══ Given records ══
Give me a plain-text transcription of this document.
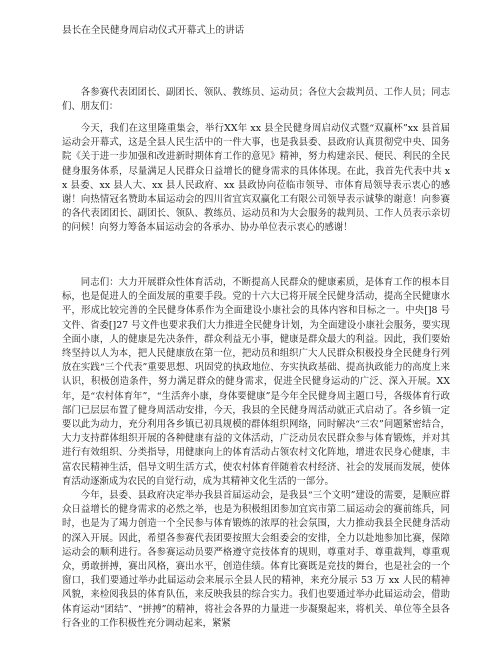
县长在全民健身周启动仪式开幕式上的讲话

各参赛代表团团长、副团长、领队、教练员、运动员；各位大会裁判员、工作人员；同志们、朋友们：

今天，我们在这里隆重集会，举行XX年 xx 县全民健身周启动仪式暨“双赢杯”xx 县首届运动会开幕式，这是全县人民生活中的一件大事，也是我县委、县政府认真贯彻党中央、国务院《关于进一步加强和改进新时期体育工作的意见》精神，努力构建亲民、便民、利民的全民健身服务体系，尽量满足人民群众日益增长的健身需求的具体体现。在此，我首先代表中共 xx 县委、xx 县人大、xx 县人民政府、xx 县政协向莅临市领导、市体育局领导表示衷心的感谢！向热情冠名赞助本届运动会的四川省宜宾双赢化工有限公司领导表示诚挚的谢意！向参赛的各代表团团长、副团长、领队、教练员、运动员和为大会服务的裁判员、工作人员表示亲切的问候！向努力筹备本届运动会的各承办、协办单位表示衷心的感谢！

同志们：大力开展群众性体育活动，不断提高人民群众的健康素质，是体育工作的根本目标，也是促进人的全面发展的重要手段。党的十六大已将开展全民健身活动，提高全民健康水平，形成比较完善的全民健身体系作为全面建设小康社会的具体内容和目标之一。中央[]8 号文件、省委[]27 号文件也要求我们大力推进全民健身计划，为全面建设小康社会服务，要实现全面小康，人的健康是先决条件，群众利益无小事，健康是群众最大的利益。因此，我们要始终坚持以人为本，把人民健康放在第一位，把动员和组织广大人民群众积极投身全民健身行列放在实践“三个代表”重要思想、巩固党的执政地位、夯实执政基础、提高执政能力的高度上来认识，积极创造条件，努力满足群众的健身需求，促进全民健身运动的广泛、深入开展。XX年，是“农村体育年”，“生活奔小康，身体要健康”是今年全民健身周主题口号，各级体育行政部门已层层布置了健身周活动安排，今天，我县的全民健身周活动就正式启动了。各乡镇一定要以此为动力，充分利用各乡镇已初具规模的群体组织网络，同时解决“三农”问题紧密结合，大力支持群体组织开展的各种健康有益的文体活动，广泛动员农民群众参与体育锻炼，并对其进行有效组织、分类指导，用健康向上的体育活动占领农村文化阵地，增进农民身心健康，丰富农民精神生活，倡导文明生活方式，使农村体育伴随着农村经济、社会的发展而发展，使体育活动逐渐成为农民的自觉行动，成为其精神文化生活的一部分。

今年，县委、县政府决定举办我县首届运动会，是我县“三个文明”建设的需要，是顺应群众日益增长的健身需求的必然之举，也是为积极组团参加宜宾市第二届运动会的赛前练兵，同时，也是为了竭力创造一个全民参与体育锻炼的浓厚的社会氛围，大力推动我县全民健身活动的深入开展。因此，希望各参赛代表团要按照大会组委会的安排，全力以赴地参加比赛，保障运动会的顺利进行。各参赛运动员要严格遵守竞技体育的规则，尊重对手、尊重裁判，尊重观众，勇敢拼搏，赛出风格，赛出水平，创造佳绩。体育比赛既是竞技的舞台，也是社会的一个窗口，我们要通过举办此届运动会来展示全县人民的精神，来充分展示 53 万 xx 人民的精神风貌，来检阅我县的体育队伍，来反映我县的综合实力。我们也要通过举办此届运动会，借助体育运动“团结”、“拼搏”的精神，将社会各界的力量进一步凝聚起来，将机关、单位等全县各行各业的工作积极性充分调动起来，紧紧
═══
• Task requirements: Repeat each line of the records above exactly, but do not copy the pictures.

• Full output:
Give me a plain-text transcription of this document.
县长在全民健身周启动仪式开幕式上的讲话

各参赛代表团团长、副团长、领队、教练员、运动员；各位大会裁判员、工作人员；同志们、朋友们：

今天，我们在这里隆重集会，举行XX年 xx 县全民健身周启动仪式暨“双赢杯”xx 县首届运动会开幕式，这是全县人民生活中的一件大事，也是我县委、县政府认真贯彻党中央、国务院《关于进一步加强和改进新时期体育工作的意见》精神，努力构建亲民、便民、利民的全民健身服务体系，尽量满足人民群众日益增长的健身需求的具体体现。在此，我首先代表中共 xx 县委、xx 县人大、xx 县人民政府、xx 县政协向莅临市领导、市体育局领导表示衷心的感谢！向热情冠名赞助本届运动会的四川省宜宾双赢化工有限公司领导表示诚挚的谢意！向参赛的各代表团团长、副团长、领队、教练员、运动员和为大会服务的裁判员、工作人员表示亲切的问候！向努力筹备本届运动会的各承办、协办单位表示衷心的感谢！

同志们：大力开展群众性体育活动，不断提高人民群众的健康素质，是体育工作的根本目标，也是促进人的全面发展的重要手段。党的十六大已将开展全民健身活动，提高全民健康水平，形成比较完善的全民健身体系作为全面建设小康社会的具体内容和目标之一。中央[]8 号文件、省委[]27 号文件也要求我们大力推进全民健身计划，为全面建设小康社会服务，要实现全面小康，人的健康是先决条件，群众利益无小事，健康是群众最大的利益。因此，我们要始终坚持以人为本，把人民健康放在第一位，把动员和组织广大人民群众积极投身全民健身行列放在实践“三个代表”重要思想、巩固党的执政地位、夯实执政基础、提高执政能力的高度上来认识，积极创造条件，努力满足群众的健身需求，促进全民健身运动的广泛、深入开展。XX年，是“农村体育年”，“生活奔小康，身体要健康”是今年全民健身周主题口号，各级体育行政部门已层层布置了健身周活动安排，今天，我县的全民健身周活动就正式启动了。各乡镇一定要以此为动力，充分利用各乡镇已初具规模的群体组织网络，同时解决“三农”问题紧密结合，大力支持群体组织开展的各种健康有益的文体活动，广泛动员农民群众参与体育锻炼，并对其进行有效组织、分类指导，用健康向上的体育活动占领农村文化阵地，增进农民身心健康，丰富农民精神生活，倡导文明生活方式，使农村体育伴随着农村经济、社会的发展而发展，使体育活动逐渐成为农民的自觉行动，成为其精神文化生活的一部分。

今年，县委、县政府决定举办我县首届运动会，是我县“三个文明”建设的需要，是顺应群众日益增长的健身需求的必然之举，也是为积极组团参加宜宾市第二届运动会的赛前练兵，同时，也是为了竭力创造一个全民参与体育锻炼的浓厚的社会氛围，大力推动我县全民健身活动的深入开展。因此，希望各参赛代表团要按照大会组委会的安排，全力以赴地参加比赛，保障运动会的顺利进行。各参赛运动员要严格遵守竞技体育的规则，尊重对手、尊重裁判，尊重观众，勇敢拼搏，赛出风格，赛出水平，创造佳绩。体育比赛既是竞技的舞台，也是社会的一个窗口，我们要通过举办此届运动会来展示全县人民的精神，来充分展示 53 万 xx 人民的精神风貌，来检阅我县的体育队伍，来反映我县的综合实力。我们也要通过举办此届运动会，借助体育运动“团结”、“拼搏”的精神，将社会各界的力量进一步凝聚起来，将机关、单位等全县各行各业的工作积极性充分调动起来，紧紧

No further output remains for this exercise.